- [Extrait]
Des scientifiques de l’EPFL ont contribué au projet DESI dans le cadre du développement de la stratégie de ciblage de l’étude (choix des galaxies à observer), et du développement du système robotique de positionnement des fibres, y compris les tests de vérification de l’inclinaison sur certains positionneurs DESI afin de valider leurs performances. Ce système a été réalisé dans le cadre du groupe interdisciplinaire «Astrobots», qui comprend le Laboratoire d’Astrophysique (LASTRO) de l’EPFL ainsi que les équipes de Mohamed Bouri et de Denis Gillet de la Faculté des sciences et techniques de l’ingénieur.

Un groupe de jeunes scientifiques du Laboratoire LASTRO s’est également beaucoup impliqué dans l’interprétation de l’immense quantité de données provenant de DESI, en caractérisant leur signification physique par la création d’une modélisation numérique avancée et la simulation de notre Univers.

- [Énoncé 1]
Dans les entrées, remplacez « asset-row-empty » par « blank-row » sur la partie qui s'étend du début jusqu'à la ligne contenant « asset-row-empty[interactable] [758, 766, 1055, 782] » incluse, puis reproduisez uniquement ces lignes sans autre modification.
L'extrait et les entrées proviennent de sources distinctes.

- [Relevé]
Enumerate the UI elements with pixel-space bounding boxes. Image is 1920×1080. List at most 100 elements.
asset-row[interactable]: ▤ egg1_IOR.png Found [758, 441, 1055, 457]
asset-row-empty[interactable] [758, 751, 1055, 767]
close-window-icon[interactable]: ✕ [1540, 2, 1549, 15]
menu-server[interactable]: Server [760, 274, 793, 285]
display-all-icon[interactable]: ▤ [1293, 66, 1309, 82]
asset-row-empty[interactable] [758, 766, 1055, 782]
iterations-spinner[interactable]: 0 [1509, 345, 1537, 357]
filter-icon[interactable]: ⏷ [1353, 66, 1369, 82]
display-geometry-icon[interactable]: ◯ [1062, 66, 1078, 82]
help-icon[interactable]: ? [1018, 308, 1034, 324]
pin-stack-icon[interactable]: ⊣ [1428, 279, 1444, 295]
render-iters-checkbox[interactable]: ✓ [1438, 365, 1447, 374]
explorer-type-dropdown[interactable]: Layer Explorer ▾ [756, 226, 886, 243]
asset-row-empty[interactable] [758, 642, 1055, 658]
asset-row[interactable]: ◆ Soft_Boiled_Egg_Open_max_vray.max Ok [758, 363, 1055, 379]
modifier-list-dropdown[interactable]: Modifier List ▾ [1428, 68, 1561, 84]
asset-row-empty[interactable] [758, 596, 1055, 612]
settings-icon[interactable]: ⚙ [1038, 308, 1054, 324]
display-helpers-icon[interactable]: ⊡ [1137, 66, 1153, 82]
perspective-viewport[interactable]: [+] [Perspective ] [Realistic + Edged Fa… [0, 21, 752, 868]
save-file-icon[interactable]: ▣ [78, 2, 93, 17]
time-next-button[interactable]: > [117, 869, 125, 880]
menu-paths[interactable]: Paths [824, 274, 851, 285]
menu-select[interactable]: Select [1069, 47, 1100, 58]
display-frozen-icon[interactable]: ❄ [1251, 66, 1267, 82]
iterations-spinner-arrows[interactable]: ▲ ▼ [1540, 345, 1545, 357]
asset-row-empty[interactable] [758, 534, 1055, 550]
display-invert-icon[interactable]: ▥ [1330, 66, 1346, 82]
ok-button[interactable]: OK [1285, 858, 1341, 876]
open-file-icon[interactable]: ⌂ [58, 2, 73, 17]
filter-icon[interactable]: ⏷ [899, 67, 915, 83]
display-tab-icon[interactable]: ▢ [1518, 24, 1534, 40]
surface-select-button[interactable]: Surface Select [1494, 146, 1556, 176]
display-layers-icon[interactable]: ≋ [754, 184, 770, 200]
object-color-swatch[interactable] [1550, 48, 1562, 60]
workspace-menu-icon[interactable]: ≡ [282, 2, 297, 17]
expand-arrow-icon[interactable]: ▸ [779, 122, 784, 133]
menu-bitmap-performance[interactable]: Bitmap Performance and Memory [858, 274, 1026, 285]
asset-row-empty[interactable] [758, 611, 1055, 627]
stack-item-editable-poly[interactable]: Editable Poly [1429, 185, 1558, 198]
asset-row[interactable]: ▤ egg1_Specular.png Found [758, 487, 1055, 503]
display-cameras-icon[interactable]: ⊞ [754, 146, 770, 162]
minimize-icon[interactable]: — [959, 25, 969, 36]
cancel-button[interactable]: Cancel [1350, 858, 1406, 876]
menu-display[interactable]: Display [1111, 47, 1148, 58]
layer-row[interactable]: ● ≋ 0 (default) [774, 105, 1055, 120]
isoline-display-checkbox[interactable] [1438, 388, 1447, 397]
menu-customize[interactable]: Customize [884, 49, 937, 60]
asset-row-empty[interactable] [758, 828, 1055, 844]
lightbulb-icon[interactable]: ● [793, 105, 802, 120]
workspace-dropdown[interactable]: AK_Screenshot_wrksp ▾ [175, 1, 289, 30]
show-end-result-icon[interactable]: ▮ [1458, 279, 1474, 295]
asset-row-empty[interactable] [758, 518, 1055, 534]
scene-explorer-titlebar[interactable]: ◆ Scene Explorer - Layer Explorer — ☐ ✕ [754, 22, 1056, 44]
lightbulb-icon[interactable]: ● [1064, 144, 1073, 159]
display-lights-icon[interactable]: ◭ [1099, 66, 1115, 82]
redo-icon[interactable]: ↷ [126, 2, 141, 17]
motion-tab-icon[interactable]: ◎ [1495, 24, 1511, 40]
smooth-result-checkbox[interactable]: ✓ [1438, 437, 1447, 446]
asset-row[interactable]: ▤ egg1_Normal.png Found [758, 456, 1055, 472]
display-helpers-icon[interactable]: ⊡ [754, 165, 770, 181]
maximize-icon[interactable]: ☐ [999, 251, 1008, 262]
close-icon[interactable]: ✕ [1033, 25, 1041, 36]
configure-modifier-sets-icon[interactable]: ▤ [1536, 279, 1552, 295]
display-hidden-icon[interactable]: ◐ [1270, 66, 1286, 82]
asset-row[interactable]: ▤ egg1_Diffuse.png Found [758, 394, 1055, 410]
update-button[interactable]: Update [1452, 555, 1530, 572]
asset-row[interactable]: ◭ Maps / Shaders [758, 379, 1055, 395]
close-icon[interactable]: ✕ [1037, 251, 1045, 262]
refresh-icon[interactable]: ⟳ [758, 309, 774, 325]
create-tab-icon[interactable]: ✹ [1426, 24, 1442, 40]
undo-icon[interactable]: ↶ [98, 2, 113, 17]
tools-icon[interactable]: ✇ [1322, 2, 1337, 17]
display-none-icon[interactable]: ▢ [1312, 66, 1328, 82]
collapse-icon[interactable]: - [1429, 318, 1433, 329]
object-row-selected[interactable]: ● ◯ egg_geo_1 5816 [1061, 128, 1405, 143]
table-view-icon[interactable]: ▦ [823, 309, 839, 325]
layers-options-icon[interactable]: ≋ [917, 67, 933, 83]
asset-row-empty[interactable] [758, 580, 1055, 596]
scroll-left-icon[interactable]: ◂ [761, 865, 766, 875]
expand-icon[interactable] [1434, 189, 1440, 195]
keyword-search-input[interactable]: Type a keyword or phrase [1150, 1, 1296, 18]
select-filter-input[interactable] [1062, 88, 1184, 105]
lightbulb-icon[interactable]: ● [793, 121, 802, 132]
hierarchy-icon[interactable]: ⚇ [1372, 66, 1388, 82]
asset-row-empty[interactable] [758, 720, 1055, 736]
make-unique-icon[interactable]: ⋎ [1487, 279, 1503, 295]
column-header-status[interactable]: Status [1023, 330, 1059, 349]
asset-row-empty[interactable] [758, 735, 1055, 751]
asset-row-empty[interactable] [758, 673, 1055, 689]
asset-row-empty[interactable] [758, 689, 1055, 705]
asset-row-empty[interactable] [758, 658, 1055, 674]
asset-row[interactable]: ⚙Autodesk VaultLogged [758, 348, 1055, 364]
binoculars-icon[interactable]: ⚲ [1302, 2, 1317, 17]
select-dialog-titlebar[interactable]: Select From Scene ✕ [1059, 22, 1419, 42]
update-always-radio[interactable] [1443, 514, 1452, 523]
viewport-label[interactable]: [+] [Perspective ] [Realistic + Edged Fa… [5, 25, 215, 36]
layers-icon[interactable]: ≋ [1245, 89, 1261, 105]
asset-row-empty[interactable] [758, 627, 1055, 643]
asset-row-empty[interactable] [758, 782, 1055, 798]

- [Énoncé 2]
Selon l'extrait, au sein de quel groupe interdisciplinaire le système robotique de positionnement des fibres a-t-il été réalisé ?

- [Corrigé 1]
Enumerate the UI elements with pixel-space bounding boxes. Image is 1920×1080. List at most 100 elements.
asset-row[interactable]: ▤ egg1_IOR.png Found [758, 441, 1055, 457]
blank-row[interactable] [758, 751, 1055, 767]
close-window-icon[interactable]: ✕ [1540, 2, 1549, 15]
menu-server[interactable]: Server [760, 274, 793, 285]
display-all-icon[interactable]: ▤ [1293, 66, 1309, 82]
blank-row[interactable] [758, 766, 1055, 782]

- [Corrigé 2]
Au sein du groupe interdisciplinaire « Astrobots ».